Data entries:

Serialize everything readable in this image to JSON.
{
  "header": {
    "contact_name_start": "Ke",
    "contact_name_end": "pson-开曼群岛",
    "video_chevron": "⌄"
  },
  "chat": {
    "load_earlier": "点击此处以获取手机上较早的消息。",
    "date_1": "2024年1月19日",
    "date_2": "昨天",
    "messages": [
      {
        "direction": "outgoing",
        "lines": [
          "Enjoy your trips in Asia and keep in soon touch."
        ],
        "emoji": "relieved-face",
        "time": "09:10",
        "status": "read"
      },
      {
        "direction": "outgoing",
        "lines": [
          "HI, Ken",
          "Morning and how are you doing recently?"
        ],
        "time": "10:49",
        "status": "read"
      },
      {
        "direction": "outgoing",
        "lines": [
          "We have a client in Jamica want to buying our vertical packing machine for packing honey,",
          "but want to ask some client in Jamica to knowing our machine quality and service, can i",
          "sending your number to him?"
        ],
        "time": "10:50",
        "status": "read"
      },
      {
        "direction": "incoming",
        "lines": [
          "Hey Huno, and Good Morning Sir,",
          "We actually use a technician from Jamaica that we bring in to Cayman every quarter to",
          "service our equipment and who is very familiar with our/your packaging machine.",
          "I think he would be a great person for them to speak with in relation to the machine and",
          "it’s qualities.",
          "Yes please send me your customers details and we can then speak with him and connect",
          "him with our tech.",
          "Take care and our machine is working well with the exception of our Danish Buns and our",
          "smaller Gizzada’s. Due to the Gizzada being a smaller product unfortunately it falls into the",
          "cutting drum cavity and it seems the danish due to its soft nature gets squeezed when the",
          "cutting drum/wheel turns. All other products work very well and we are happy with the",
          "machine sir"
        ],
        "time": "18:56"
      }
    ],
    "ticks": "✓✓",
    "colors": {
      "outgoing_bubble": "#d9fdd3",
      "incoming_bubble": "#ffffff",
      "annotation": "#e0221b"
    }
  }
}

Aim of the task: Set down every record above exactly as given.

Exercise output:
Serialize everything readable in this image to JSON.
{
  "header": {
    "contact_name_start": "Ke",
    "contact_name_end": "pson-开曼群岛",
    "video_chevron": "⌄"
  },
  "chat": {
    "load_earlier": "点击此处以获取手机上较早的消息。",
    "date_1": "2024年1月19日",
    "date_2": "昨天",
    "messages": [
      {
        "direction": "outgoing",
        "lines": [
          "Enjoy your trips in Asia and keep in soon touch."
        ],
        "emoji": "relieved-face",
        "time": "09:10",
        "status": "read"
      },
      {
        "direction": "outgoing",
        "lines": [
          "HI, Ken",
          "Morning and how are you doing recently?"
        ],
        "time": "10:49",
        "status": "read"
      },
      {
        "direction": "outgoing",
        "lines": [
          "We have a client in Jamica want to buying our vertical packing machine for packing honey,",
          "but want to ask some client in Jamica to knowing our machine quality and service, can i",
          "sending your number to him?"
        ],
        "time": "10:50",
        "status": "read"
      },
      {
        "direction": "incoming",
        "lines": [
          "Hey Huno, and Good Morning Sir,",
          "We actually use a technician from Jamaica that we bring in to Cayman every quarter to",
          "service our equipment and who is very familiar with our/your packaging machine.",
          "I think he would be a great person for them to speak with in relation to the machine and",
          "it’s qualities.",
          "Yes please send me your customers details and we can then speak with him and connect",
          "him with our tech.",
          "Take care and our machine is working well with the exception of our Danish Buns and our",
          "smaller Gizzada’s. Due to the Gizzada being a smaller product unfortunately it falls into the",
          "cutting drum cavity and it seems the danish due to its soft nature gets squeezed when the",
          "cutting drum/wheel turns. All other products work very well and we are happy with the",
          "machine sir"
        ],
        "time": "18:56"
      }
    ],
    "ticks": "✓✓",
    "colors": {
      "outgoing_bubble": "#d9fdd3",
      "incoming_bubble": "#ffffff",
      "annotation": "#e0221b"
    }
  }
}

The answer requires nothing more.